▶ **TASK**: Can you give all the records again without altering a single character?

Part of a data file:
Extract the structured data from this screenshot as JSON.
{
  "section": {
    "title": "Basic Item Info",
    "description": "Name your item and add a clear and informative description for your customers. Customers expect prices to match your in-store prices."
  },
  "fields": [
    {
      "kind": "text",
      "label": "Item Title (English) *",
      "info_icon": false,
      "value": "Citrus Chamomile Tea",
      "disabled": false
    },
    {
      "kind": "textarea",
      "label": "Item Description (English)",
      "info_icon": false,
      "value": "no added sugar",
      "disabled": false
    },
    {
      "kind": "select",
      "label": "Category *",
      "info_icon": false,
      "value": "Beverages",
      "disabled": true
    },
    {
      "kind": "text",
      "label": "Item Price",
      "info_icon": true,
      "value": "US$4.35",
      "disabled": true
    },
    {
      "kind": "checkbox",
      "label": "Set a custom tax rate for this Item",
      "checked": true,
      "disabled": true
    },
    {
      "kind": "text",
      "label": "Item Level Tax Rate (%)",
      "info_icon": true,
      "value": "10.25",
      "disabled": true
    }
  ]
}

▶ **OUTPUT OF THE TASK**:
Extract the structured data from this screenshot as JSON.
{
  "section": {
    "title": "Basic Item Info",
    "description": "Name your item and add a clear and informative description for your customers. Customers expect prices to match your in-store prices."
  },
  "fields": [
    {
      "kind": "text",
      "label": "Item Title (English) *",
      "info_icon": false,
      "value": "Citrus Chamomile Tea",
      "disabled": false
    },
    {
      "kind": "textarea",
      "label": "Item Description (English)",
      "info_icon": false,
      "value": "no added sugar",
      "disabled": false
    },
    {
      "kind": "select",
      "label": "Category *",
      "info_icon": false,
      "value": "Beverages",
      "disabled": true
    },
    {
      "kind": "text",
      "label": "Item Price",
      "info_icon": true,
      "value": "US$4.35",
      "disabled": true
    },
    {
      "kind": "checkbox",
      "label": "Set a custom tax rate for this Item",
      "checked": true,
      "disabled": true
    },
    {
      "kind": "text",
      "label": "Item Level Tax Rate (%)",
      "info_icon": true,
      "value": "10.25",
      "disabled": true
    }
  ]
}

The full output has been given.